Beginning at the line containing "What text is on this page?", output every line to the end of the data below exactly as it appears.

SUPPLIED RECORDS:
##############################

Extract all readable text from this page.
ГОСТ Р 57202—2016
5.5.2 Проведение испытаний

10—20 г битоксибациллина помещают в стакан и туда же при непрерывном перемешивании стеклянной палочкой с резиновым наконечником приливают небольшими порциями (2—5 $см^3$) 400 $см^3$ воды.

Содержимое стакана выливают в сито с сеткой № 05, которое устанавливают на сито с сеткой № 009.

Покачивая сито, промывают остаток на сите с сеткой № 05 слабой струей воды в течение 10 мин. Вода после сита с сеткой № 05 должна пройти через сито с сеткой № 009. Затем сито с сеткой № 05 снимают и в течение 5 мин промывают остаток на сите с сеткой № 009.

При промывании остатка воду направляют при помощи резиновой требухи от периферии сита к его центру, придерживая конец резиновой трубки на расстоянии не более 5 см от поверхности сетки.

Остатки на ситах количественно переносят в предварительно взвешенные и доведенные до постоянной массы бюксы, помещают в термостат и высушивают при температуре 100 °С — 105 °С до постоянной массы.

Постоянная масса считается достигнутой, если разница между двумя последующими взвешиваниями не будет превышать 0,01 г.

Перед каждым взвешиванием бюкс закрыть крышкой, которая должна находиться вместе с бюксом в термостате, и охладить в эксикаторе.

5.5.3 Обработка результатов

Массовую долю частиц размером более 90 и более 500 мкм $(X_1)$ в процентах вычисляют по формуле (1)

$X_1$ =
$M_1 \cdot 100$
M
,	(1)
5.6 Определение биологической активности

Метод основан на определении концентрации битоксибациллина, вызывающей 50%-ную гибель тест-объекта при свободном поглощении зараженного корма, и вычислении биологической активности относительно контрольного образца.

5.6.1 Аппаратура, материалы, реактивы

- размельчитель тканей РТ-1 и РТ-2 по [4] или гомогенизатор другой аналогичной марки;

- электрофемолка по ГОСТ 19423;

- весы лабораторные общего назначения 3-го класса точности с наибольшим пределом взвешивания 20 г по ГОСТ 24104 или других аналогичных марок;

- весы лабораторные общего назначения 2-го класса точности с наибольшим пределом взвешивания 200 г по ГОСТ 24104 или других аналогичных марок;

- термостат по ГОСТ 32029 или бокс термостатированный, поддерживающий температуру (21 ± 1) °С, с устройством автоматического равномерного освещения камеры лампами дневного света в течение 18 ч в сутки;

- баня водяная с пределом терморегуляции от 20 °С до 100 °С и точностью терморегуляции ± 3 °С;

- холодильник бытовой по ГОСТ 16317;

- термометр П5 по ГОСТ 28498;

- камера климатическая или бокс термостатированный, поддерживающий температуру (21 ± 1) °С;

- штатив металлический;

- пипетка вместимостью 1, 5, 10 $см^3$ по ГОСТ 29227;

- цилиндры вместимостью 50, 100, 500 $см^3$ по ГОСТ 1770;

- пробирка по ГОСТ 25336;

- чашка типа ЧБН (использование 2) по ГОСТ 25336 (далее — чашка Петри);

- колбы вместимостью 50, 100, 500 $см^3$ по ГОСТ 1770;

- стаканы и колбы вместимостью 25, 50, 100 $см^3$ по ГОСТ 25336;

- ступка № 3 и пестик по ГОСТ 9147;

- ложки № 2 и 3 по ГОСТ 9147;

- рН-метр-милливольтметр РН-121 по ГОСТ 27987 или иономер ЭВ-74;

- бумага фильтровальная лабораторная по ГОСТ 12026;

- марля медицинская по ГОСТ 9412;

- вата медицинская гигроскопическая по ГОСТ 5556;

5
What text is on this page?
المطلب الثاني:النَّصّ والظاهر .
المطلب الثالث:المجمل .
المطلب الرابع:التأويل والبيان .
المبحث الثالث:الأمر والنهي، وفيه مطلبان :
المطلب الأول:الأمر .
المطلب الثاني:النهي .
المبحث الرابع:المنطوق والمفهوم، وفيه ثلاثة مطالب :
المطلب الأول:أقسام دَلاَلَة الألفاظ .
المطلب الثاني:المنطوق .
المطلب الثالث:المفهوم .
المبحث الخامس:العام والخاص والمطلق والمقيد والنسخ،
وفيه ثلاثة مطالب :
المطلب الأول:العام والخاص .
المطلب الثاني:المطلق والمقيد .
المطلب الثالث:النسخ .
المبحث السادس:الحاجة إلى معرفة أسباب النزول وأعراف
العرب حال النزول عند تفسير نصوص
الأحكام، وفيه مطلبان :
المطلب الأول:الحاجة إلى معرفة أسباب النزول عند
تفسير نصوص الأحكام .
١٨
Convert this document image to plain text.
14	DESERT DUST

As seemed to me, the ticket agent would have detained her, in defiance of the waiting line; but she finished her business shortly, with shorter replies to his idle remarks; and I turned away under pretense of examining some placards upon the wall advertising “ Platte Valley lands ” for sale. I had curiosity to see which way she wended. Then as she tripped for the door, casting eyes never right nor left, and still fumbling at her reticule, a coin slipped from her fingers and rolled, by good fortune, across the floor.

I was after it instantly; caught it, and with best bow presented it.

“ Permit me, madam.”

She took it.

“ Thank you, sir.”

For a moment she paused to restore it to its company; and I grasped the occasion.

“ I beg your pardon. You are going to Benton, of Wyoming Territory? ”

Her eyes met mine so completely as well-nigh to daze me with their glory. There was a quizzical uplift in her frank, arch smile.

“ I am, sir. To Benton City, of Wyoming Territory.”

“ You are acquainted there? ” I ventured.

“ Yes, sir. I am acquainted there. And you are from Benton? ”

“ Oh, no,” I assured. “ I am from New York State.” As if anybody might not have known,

##############################

ANSWER TO THIS PROBLEM:
What text is on this page?
المطلب الثاني:النَّصّ والظاهر .
المطلب الثالث:المجمل .
المطلب الرابع:التأويل والبيان .
المبحث الثالث:الأمر والنهي، وفيه مطلبان :
المطلب الأول:الأمر .
المطلب الثاني:النهي .
المبحث الرابع:المنطوق والمفهوم، وفيه ثلاثة مطالب :
المطلب الأول:أقسام دَلاَلَة الألفاظ .
المطلب الثاني:المنطوق .
المطلب الثالث:المفهوم .
المبحث الخامس:العام والخاص والمطلق والمقيد والنسخ،
وفيه ثلاثة مطالب :
المطلب الأول:العام والخاص .
المطلب الثاني:المطلق والمقيد .
المطلب الثالث:النسخ .
المبحث السادس:الحاجة إلى معرفة أسباب النزول وأعراف
العرب حال النزول عند تفسير نصوص
الأحكام، وفيه مطلبان :
المطلب الأول:الحاجة إلى معرفة أسباب النزول عند
تفسير نصوص الأحكام .
١٨
Convert this document image to plain text.
14	DESERT DUST

As seemed to me, the ticket agent would have detained her, in defiance of the waiting line; but she finished her business shortly, with shorter replies to his idle remarks; and I turned away under pretense of examining some placards upon the wall advertising “ Platte Valley lands ” for sale. I had curiosity to see which way she wended. Then as she tripped for the door, casting eyes never right nor left, and still fumbling at her reticule, a coin slipped from her fingers and rolled, by good fortune, across the floor.

I was after it instantly; caught it, and with best bow presented it.

“ Permit me, madam.”

She took it.

“ Thank you, sir.”

For a moment she paused to restore it to its company; and I grasped the occasion.

“ I beg your pardon. You are going to Benton, of Wyoming Territory? ”

Her eyes met mine so completely as well-nigh to daze me with their glory. There was a quizzical uplift in her frank, arch smile.

“ I am, sir. To Benton City, of Wyoming Territory.”

“ You are acquainted there? ” I ventured.

“ Yes, sir. I am acquainted there. And you are from Benton? ”

“ Oh, no,” I assured. “ I am from New York State.” As if anybody might not have known,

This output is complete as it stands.